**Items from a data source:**
--- start ---

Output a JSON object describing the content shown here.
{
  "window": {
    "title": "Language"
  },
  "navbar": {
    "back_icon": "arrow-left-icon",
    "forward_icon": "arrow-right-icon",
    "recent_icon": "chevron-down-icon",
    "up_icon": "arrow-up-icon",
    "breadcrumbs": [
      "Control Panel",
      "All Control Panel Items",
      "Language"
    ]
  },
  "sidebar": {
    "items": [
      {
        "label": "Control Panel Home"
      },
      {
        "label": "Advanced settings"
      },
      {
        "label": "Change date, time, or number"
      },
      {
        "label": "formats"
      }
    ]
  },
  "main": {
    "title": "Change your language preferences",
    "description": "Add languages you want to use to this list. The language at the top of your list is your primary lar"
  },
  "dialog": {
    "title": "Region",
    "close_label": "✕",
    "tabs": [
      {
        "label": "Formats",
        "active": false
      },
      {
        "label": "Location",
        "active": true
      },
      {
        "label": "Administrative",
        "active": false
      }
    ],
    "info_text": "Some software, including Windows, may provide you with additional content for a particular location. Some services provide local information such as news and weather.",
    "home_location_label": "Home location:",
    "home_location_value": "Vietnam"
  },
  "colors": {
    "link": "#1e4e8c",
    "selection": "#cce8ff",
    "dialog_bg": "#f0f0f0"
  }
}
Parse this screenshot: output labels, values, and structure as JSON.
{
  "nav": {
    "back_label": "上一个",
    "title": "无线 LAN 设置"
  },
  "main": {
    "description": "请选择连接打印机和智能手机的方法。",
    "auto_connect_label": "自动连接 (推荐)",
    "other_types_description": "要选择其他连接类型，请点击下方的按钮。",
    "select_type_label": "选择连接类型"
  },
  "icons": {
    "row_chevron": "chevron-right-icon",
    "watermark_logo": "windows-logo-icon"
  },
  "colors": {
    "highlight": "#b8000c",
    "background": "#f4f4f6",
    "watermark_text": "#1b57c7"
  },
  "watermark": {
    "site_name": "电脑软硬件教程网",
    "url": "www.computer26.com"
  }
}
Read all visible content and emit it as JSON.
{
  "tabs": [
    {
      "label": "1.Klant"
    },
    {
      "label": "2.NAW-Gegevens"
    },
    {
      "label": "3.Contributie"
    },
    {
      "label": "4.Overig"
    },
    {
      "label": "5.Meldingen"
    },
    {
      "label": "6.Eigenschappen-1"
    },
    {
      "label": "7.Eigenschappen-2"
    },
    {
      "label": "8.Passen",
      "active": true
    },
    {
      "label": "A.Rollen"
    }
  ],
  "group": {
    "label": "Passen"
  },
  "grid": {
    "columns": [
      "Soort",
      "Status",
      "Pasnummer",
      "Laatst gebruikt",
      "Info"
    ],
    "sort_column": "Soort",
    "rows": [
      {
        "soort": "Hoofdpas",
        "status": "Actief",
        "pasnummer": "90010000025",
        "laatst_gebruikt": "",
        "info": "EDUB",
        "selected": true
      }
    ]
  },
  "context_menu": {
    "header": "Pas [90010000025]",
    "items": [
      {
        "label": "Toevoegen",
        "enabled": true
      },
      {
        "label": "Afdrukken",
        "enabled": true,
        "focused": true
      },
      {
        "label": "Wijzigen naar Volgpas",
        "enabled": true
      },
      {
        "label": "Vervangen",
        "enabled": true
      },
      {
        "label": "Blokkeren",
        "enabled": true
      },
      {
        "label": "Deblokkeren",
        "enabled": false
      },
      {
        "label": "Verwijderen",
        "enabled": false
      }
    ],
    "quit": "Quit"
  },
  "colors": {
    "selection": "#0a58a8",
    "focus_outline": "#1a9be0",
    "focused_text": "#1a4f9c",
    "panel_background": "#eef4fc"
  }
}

--- end ---

**SET TASK:** Every line of the data above should be copied exactly.

**ANSWER TO THIS EXERCISE:**
Output a JSON object describing the content shown here.
{
  "window": {
    "title": "Language"
  },
  "navbar": {
    "back_icon": "arrow-left-icon",
    "forward_icon": "arrow-right-icon",
    "recent_icon": "chevron-down-icon",
    "up_icon": "arrow-up-icon",
    "breadcrumbs": [
      "Control Panel",
      "All Control Panel Items",
      "Language"
    ]
  },
  "sidebar": {
    "items": [
      {
        "label": "Control Panel Home"
      },
      {
        "label": "Advanced settings"
      },
      {
        "label": "Change date, time, or number"
      },
      {
        "label": "formats"
      }
    ]
  },
  "main": {
    "title": "Change your language preferences",
    "description": "Add languages you want to use to this list. The language at the top of your list is your primary lar"
  },
  "dialog": {
    "title": "Region",
    "close_label": "✕",
    "tabs": [
      {
        "label": "Formats",
        "active": false
      },
      {
        "label": "Location",
        "active": true
      },
      {
        "label": "Administrative",
        "active": false
      }
    ],
    "info_text": "Some software, including Windows, may provide you with additional content for a particular location. Some services provide local information such as news and weather.",
    "home_location_label": "Home location:",
    "home_location_value": "Vietnam"
  },
  "colors": {
    "link": "#1e4e8c",
    "selection": "#cce8ff",
    "dialog_bg": "#f0f0f0"
  }
}
Parse this screenshot: output labels, values, and structure as JSON.
{
  "nav": {
    "back_label": "上一个",
    "title": "无线 LAN 设置"
  },
  "main": {
    "description": "请选择连接打印机和智能手机的方法。",
    "auto_connect_label": "自动连接 (推荐)",
    "other_types_description": "要选择其他连接类型，请点击下方的按钮。",
    "select_type_label": "选择连接类型"
  },
  "icons": {
    "row_chevron": "chevron-right-icon",
    "watermark_logo": "windows-logo-icon"
  },
  "colors": {
    "highlight": "#b8000c",
    "background": "#f4f4f6",
    "watermark_text": "#1b57c7"
  },
  "watermark": {
    "site_name": "电脑软硬件教程网",
    "url": "www.computer26.com"
  }
}
Read all visible content and emit it as JSON.
{
  "tabs": [
    {
      "label": "1.Klant"
    },
    {
      "label": "2.NAW-Gegevens"
    },
    {
      "label": "3.Contributie"
    },
    {
      "label": "4.Overig"
    },
    {
      "label": "5.Meldingen"
    },
    {
      "label": "6.Eigenschappen-1"
    },
    {
      "label": "7.Eigenschappen-2"
    },
    {
      "label": "8.Passen",
      "active": true
    },
    {
      "label": "A.Rollen"
    }
  ],
  "group": {
    "label": "Passen"
  },
  "grid": {
    "columns": [
      "Soort",
      "Status",
      "Pasnummer",
      "Laatst gebruikt",
      "Info"
    ],
    "sort_column": "Soort",
    "rows": [
      {
        "soort": "Hoofdpas",
        "status": "Actief",
        "pasnummer": "90010000025",
        "laatst_gebruikt": "",
        "info": "EDUB",
        "selected": true
      }
    ]
  },
  "context_menu": {
    "header": "Pas [90010000025]",
    "items": [
      {
        "label": "Toevoegen",
        "enabled": true
      },
      {
        "label": "Afdrukken",
        "enabled": true,
        "focused": true
      },
      {
        "label": "Wijzigen naar Volgpas",
        "enabled": true
      },
      {
        "label": "Vervangen",
        "enabled": true
      },
      {
        "label": "Blokkeren",
        "enabled": true
      },
      {
        "label": "Deblokkeren",
        "enabled": false
      },
      {
        "label": "Verwijderen",
        "enabled": false
      }
    ],
    "quit": "Quit"
  },
  "colors": {
    "selection": "#0a58a8",
    "focus_outline": "#1a9be0",
    "focused_text": "#1a4f9c",
    "panel_background": "#eef4fc"
  }
}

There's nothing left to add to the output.